• **Description of the task**: Return all lines below containing the word "name".

[Dataset listings of figures]
★ ★ ★ ★ ★
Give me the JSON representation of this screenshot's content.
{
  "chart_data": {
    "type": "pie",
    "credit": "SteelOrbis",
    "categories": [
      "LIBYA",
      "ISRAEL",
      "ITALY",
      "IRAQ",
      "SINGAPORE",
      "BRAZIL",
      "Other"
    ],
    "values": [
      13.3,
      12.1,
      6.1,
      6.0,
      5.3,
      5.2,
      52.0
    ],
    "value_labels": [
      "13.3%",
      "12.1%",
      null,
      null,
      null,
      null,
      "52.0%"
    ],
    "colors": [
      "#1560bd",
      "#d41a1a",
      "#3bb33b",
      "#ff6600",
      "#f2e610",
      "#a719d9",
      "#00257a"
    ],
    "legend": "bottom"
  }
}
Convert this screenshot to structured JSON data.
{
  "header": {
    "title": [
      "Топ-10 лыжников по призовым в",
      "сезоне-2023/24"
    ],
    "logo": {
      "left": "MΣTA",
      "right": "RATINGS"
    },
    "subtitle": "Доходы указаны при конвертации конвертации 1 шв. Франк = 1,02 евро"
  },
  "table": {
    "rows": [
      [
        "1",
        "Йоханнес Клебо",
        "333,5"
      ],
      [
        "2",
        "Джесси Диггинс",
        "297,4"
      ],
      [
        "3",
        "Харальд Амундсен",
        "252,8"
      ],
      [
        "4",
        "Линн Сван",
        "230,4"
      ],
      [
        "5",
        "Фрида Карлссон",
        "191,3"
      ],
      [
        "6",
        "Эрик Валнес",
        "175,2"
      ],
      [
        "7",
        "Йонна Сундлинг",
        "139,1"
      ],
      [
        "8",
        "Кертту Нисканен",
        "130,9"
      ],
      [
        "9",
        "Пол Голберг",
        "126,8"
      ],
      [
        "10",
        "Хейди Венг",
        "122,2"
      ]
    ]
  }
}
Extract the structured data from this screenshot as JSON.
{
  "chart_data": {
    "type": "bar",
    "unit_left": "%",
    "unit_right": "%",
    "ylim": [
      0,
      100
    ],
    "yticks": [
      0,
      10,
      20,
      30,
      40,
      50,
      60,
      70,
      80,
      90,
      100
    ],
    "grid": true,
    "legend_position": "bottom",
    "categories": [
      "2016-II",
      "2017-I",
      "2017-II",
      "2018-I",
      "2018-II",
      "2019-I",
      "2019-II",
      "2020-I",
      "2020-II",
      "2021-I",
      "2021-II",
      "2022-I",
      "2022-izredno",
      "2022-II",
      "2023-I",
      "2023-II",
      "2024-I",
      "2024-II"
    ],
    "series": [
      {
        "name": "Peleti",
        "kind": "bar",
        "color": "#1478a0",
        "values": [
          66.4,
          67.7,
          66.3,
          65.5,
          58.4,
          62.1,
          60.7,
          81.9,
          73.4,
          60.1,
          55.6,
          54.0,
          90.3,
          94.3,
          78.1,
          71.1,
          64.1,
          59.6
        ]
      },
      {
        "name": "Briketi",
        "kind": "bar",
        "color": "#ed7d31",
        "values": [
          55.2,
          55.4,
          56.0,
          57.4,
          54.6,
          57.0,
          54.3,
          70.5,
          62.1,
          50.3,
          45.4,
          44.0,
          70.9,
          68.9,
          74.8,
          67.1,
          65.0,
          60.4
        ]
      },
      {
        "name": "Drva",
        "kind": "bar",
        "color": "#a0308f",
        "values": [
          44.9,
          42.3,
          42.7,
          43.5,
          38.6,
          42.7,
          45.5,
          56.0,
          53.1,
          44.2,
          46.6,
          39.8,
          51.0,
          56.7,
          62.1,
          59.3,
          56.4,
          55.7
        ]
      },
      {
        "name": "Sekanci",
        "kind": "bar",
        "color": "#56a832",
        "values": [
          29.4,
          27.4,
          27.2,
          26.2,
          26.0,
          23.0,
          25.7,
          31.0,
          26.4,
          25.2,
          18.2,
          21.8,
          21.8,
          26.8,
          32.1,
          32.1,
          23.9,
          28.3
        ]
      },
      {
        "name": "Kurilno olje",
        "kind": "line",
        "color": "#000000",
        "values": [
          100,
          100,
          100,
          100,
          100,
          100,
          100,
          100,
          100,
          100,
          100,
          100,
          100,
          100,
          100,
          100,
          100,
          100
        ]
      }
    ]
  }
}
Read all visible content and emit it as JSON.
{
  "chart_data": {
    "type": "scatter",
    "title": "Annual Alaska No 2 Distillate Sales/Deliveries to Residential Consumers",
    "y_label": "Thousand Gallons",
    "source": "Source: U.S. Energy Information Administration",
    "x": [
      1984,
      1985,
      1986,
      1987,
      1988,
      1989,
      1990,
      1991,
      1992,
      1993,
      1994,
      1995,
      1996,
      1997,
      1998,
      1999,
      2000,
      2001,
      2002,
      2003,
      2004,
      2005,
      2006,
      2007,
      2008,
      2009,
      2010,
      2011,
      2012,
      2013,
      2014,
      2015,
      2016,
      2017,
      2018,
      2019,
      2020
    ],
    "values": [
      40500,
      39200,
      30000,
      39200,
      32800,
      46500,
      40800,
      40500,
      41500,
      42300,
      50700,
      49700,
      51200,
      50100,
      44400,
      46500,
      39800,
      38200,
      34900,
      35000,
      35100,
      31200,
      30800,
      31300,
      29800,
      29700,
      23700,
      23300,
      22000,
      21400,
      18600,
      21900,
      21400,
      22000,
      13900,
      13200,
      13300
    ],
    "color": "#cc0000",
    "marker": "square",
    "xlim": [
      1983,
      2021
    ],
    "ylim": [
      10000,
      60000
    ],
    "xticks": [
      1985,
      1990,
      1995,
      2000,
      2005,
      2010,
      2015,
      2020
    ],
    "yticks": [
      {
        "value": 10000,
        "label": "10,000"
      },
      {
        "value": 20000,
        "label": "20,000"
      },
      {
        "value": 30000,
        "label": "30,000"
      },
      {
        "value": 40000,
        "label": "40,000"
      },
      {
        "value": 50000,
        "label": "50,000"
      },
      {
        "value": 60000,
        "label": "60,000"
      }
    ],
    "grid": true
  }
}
★ ★ ★ ★ ★
• **Task result**:
        "name": "Peleti",
        "name": "Briketi",
        "name": "Drva",
        "name": "Sekanci",
        "name": "Kurilno olje",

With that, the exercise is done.